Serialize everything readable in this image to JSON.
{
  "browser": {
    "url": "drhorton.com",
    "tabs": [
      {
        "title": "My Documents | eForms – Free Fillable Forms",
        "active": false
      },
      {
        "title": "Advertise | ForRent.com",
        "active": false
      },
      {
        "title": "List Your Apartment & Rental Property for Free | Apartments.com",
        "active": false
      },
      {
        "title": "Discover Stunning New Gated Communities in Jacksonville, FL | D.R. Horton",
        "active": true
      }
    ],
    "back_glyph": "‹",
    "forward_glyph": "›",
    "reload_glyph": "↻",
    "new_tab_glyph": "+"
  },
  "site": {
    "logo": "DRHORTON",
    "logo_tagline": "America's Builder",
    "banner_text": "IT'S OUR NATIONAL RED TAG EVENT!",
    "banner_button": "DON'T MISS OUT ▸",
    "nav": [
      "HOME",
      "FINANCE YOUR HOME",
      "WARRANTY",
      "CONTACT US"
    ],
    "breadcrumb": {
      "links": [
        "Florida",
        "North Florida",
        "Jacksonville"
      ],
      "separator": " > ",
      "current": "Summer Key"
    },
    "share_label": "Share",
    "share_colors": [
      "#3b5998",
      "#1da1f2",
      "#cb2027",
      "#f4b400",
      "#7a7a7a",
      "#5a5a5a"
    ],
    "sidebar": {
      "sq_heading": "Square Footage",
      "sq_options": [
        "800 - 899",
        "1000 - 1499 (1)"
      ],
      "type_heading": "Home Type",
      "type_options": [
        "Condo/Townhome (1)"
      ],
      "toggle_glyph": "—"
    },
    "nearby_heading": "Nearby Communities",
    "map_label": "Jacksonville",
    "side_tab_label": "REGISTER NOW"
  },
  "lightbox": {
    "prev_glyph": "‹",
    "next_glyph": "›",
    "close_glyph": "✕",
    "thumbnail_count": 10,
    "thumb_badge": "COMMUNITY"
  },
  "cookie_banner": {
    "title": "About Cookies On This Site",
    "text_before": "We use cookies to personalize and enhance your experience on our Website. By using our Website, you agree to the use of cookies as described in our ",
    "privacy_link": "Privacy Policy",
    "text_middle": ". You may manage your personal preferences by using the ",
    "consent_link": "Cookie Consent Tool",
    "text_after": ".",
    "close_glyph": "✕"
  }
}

PROBLEM:
Copy every line above that includes the string "Free".

RESPONSE:
        "title": "My Documents | eForms – Free Fillable Forms",
        "title": "List Your Apartment & Rental Property for Free | Apartments.com",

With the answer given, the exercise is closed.